=== AIM ===
Scan the lines below for the word "true". Copy each line you find it in.

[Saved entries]
╔══
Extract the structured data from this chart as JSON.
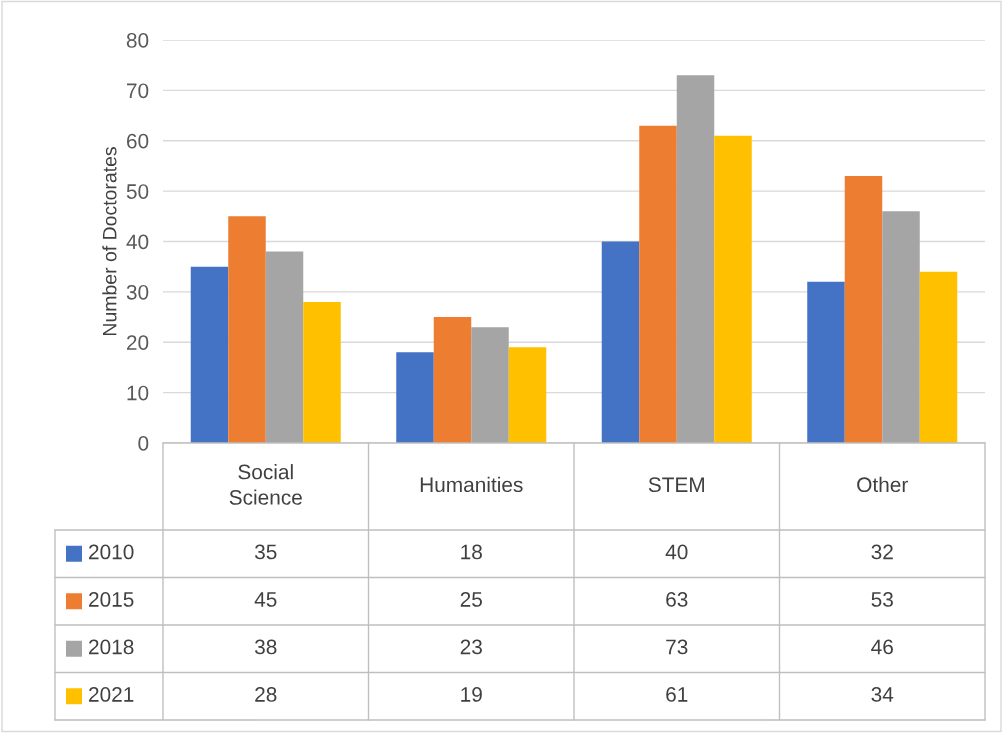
{
  "chart_data": {
    "type": "bar",
    "ylabel": "Number of Doctorates",
    "categories": [
      "Social Science",
      "Humanities",
      "STEM",
      "Other"
    ],
    "series": [
      {
        "name": "2010",
        "color": "#4472c4",
        "values": [
          35,
          18,
          40,
          32
        ]
      },
      {
        "name": "2015",
        "color": "#ed7d31",
        "values": [
          45,
          25,
          63,
          53
        ]
      },
      {
        "name": "2018",
        "color": "#a5a5a5",
        "values": [
          38,
          23,
          73,
          46
        ]
      },
      {
        "name": "2021",
        "color": "#ffc000",
        "values": [
          28,
          19,
          61,
          34
        ]
      }
    ],
    "ylim": [
      0,
      80
    ],
    "yticks": [
      0,
      10,
      20,
      30,
      40,
      50,
      60,
      70,
      80
    ],
    "grid": "y",
    "legend": "bottom left",
    "data_labels": true
  }
}
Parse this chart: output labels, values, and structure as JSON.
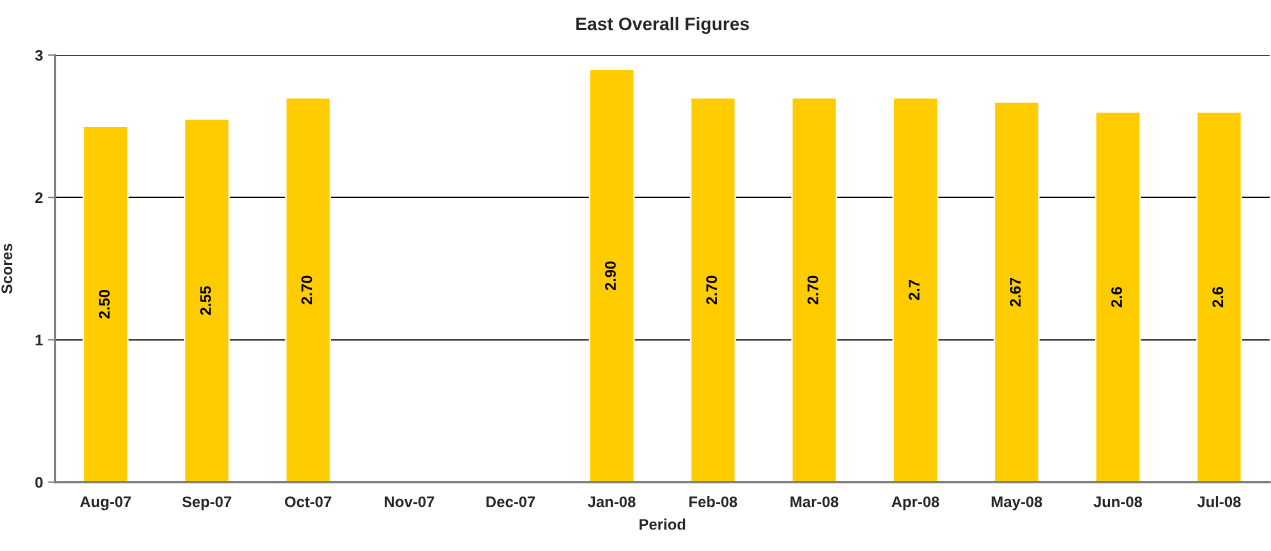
{
  "chart_data": {
    "type": "bar",
    "title": "East Overall Figures",
    "xlabel": "Period",
    "ylabel": "Scores",
    "categories": [
      "Aug-07",
      "Sep-07",
      "Oct-07",
      "Nov-07",
      "Dec-07",
      "Jan-08",
      "Feb-08",
      "Mar-08",
      "Apr-08",
      "May-08",
      "Jun-08",
      "Jul-08"
    ],
    "values": [
      2.5,
      2.55,
      2.7,
      null,
      null,
      2.9,
      2.7,
      2.7,
      2.7,
      2.67,
      2.6,
      2.6
    ],
    "value_labels": [
      "2.50",
      "2.55",
      "2.70",
      null,
      null,
      "2.90",
      "2.70",
      "2.70",
      "2.7",
      "2.67",
      "2.6",
      "2.6"
    ],
    "color": "#ffcc00",
    "ylim": [
      0,
      3
    ],
    "yticks": [
      0,
      1,
      2,
      3
    ],
    "grid": "y",
    "legend": false
  }
}
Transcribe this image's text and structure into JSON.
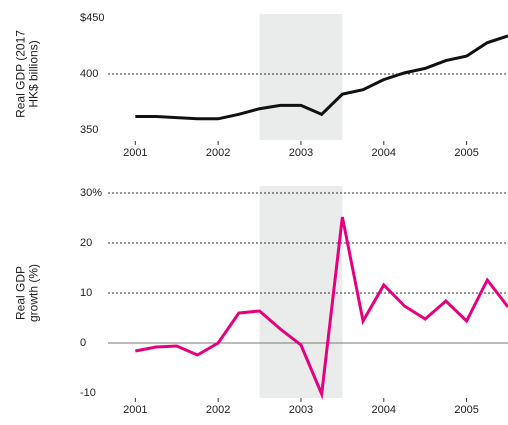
{
  "chart_data": [
    {
      "type": "line",
      "ylabel": [
        "Real GDP (2017",
        "HK$ billions)"
      ],
      "x": [
        2001,
        2001.25,
        2001.5,
        2001.75,
        2002,
        2002.25,
        2002.5,
        2002.75,
        2003,
        2003.25,
        2003.5,
        2003.75,
        2004,
        2004.25,
        2004.5,
        2004.75,
        2005,
        2005.25,
        2005.5
      ],
      "series": [
        {
          "color": "#111111",
          "values": [
            362,
            362,
            361,
            360,
            360,
            364,
            369,
            372,
            372,
            364,
            382,
            386,
            395,
            401,
            405,
            412,
            416,
            428,
            434
          ]
        }
      ],
      "xlim": [
        2000.67,
        2005.5
      ],
      "xticks": [
        2001,
        2002,
        2003,
        2004,
        2005
      ],
      "ylim": [
        350,
        450
      ],
      "yticks": [
        {
          "value": 450,
          "label": "$450"
        },
        400,
        350
      ],
      "grid_lines": [
        400
      ],
      "shaded_range": [
        2002.5,
        2003.5
      ]
    },
    {
      "type": "line",
      "ylabel": [
        "Real GDP",
        "growth (%)"
      ],
      "x": [
        2001,
        2001.25,
        2001.5,
        2001.75,
        2002,
        2002.25,
        2002.5,
        2002.75,
        2003,
        2003.25,
        2003.5,
        2003.75,
        2004,
        2004.25,
        2004.5,
        2004.75,
        2005,
        2005.25,
        2005.5
      ],
      "series": [
        {
          "color": "#e6007e",
          "values": [
            -1.6,
            -0.8,
            -0.6,
            -2.4,
            0,
            6,
            6.4,
            2.8,
            -0.4,
            -10.2,
            25.2,
            4.4,
            11.6,
            7.4,
            4.8,
            8.4,
            4.4,
            12.6,
            7.2
          ]
        }
      ],
      "xlim": [
        2000.67,
        2005.5
      ],
      "xticks": [
        2001,
        2002,
        2003,
        2004,
        2005
      ],
      "ylim": [
        -10,
        30
      ],
      "yticks": [
        {
          "value": 30,
          "label": "30%"
        },
        20,
        10,
        0,
        -10
      ],
      "grid_lines": [
        30,
        20,
        10
      ],
      "zero_line": true,
      "shaded_range": [
        2002.5,
        2003.5
      ]
    }
  ]
}
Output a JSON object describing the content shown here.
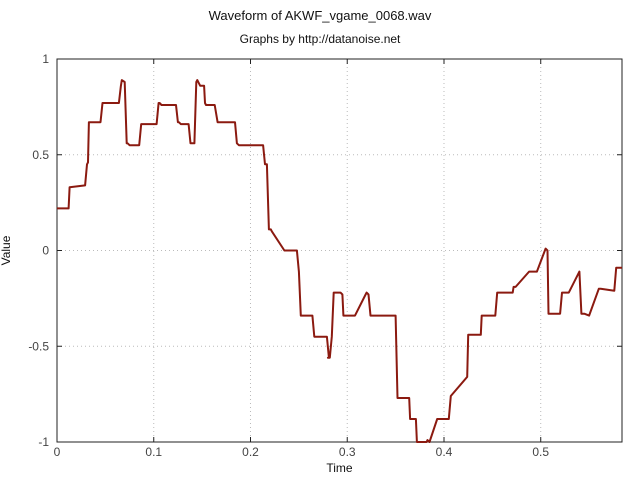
{
  "chart_data": {
    "type": "line",
    "title": "Waveform of AKWF_vgame_0068.wav",
    "subtitle": "Graphs by http://datanoise.net",
    "xlabel": "Time",
    "ylabel": "Value",
    "xlim": [
      0,
      0.584
    ],
    "ylim": [
      -1,
      1
    ],
    "x_ticks": [
      0,
      0.1,
      0.2,
      0.3,
      0.4,
      0.5
    ],
    "x_tick_labels": [
      "0",
      "0.1",
      "0.2",
      "0.3",
      "0.4",
      "0.5"
    ],
    "y_ticks": [
      1,
      0.5,
      0,
      -0.5,
      -1
    ],
    "y_tick_labels": [
      "1",
      "0.5",
      "0",
      "-0.5",
      "-1"
    ],
    "grid": true,
    "line_color": "#8b1a10",
    "series": [
      {
        "x": [
          0,
          0.001,
          0.012,
          0.013,
          0.029,
          0.031,
          0.032,
          0.033,
          0.045,
          0.047,
          0.048,
          0.05,
          0.064,
          0.066,
          0.067,
          0.07,
          0.072,
          0.073,
          0.075,
          0.085,
          0.087,
          0.103,
          0.105,
          0.106,
          0.108,
          0.123,
          0.125,
          0.126,
          0.128,
          0.136,
          0.138,
          0.142,
          0.144,
          0.145,
          0.148,
          0.152,
          0.153,
          0.154,
          0.163,
          0.166,
          0.184,
          0.186,
          0.188,
          0.196,
          0.198,
          0.213,
          0.215,
          0.217,
          0.219,
          0.221,
          0.222,
          0.235,
          0.237,
          0.248,
          0.25,
          0.25,
          0.252,
          0.253,
          0.255,
          0.263,
          0.264,
          0.266,
          0.279,
          0.281,
          0.28,
          0.282,
          0.284,
          0.286,
          0.293,
          0.295,
          0.296,
          0.3,
          0.303,
          0.304,
          0.308,
          0.319,
          0.32,
          0.322,
          0.324,
          0.327,
          0.331,
          0.333,
          0.35,
          0.352,
          0.364,
          0.365,
          0.371,
          0.372,
          0.382,
          0.383,
          0.385,
          0.393,
          0.395,
          0.405,
          0.407,
          0.424,
          0.425,
          0.438,
          0.439,
          0.441,
          0.453,
          0.455,
          0.469,
          0.471,
          0.472,
          0.474,
          0.488,
          0.489,
          0.491,
          0.496,
          0.505,
          0.507,
          0.508,
          0.51,
          0.52,
          0.522,
          0.527,
          0.529,
          0.54,
          0.542,
          0.545,
          0.55,
          0.56,
          0.562,
          0.576,
          0.578,
          0.584
        ],
        "y": [
          0.22,
          0.22,
          0.22,
          0.33,
          0.34,
          0.45,
          0.46,
          0.67,
          0.67,
          0.77,
          0.77,
          0.77,
          0.77,
          0.86,
          0.89,
          0.88,
          0.56,
          0.56,
          0.55,
          0.55,
          0.66,
          0.66,
          0.77,
          0.77,
          0.76,
          0.76,
          0.67,
          0.67,
          0.66,
          0.66,
          0.56,
          0.56,
          0.88,
          0.89,
          0.86,
          0.86,
          0.77,
          0.76,
          0.76,
          0.67,
          0.67,
          0.56,
          0.55,
          0.55,
          0.55,
          0.55,
          0.45,
          0.45,
          0.11,
          0.11,
          0.1,
          0.0,
          0.0,
          0.0,
          -0.11,
          -0.11,
          -0.34,
          -0.34,
          -0.34,
          -0.34,
          -0.34,
          -0.45,
          -0.45,
          -0.56,
          -0.56,
          -0.56,
          -0.45,
          -0.22,
          -0.22,
          -0.23,
          -0.34,
          -0.34,
          -0.34,
          -0.34,
          -0.34,
          -0.23,
          -0.22,
          -0.23,
          -0.34,
          -0.34,
          -0.34,
          -0.34,
          -0.34,
          -0.77,
          -0.77,
          -0.88,
          -0.88,
          -1.0,
          -1.0,
          -0.99,
          -1.0,
          -0.88,
          -0.88,
          -0.88,
          -0.76,
          -0.66,
          -0.44,
          -0.44,
          -0.34,
          -0.34,
          -0.34,
          -0.22,
          -0.22,
          -0.22,
          -0.19,
          -0.19,
          -0.11,
          -0.11,
          -0.11,
          -0.11,
          0.01,
          0.0,
          -0.33,
          -0.33,
          -0.33,
          -0.22,
          -0.22,
          -0.22,
          -0.11,
          -0.33,
          -0.33,
          -0.34,
          -0.2,
          -0.2,
          -0.21,
          -0.09,
          -0.09
        ]
      }
    ]
  }
}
╚══
=== THE COMPLETED TASK ===
    "data_labels": true
      "zero_line": true,
    "grid": true,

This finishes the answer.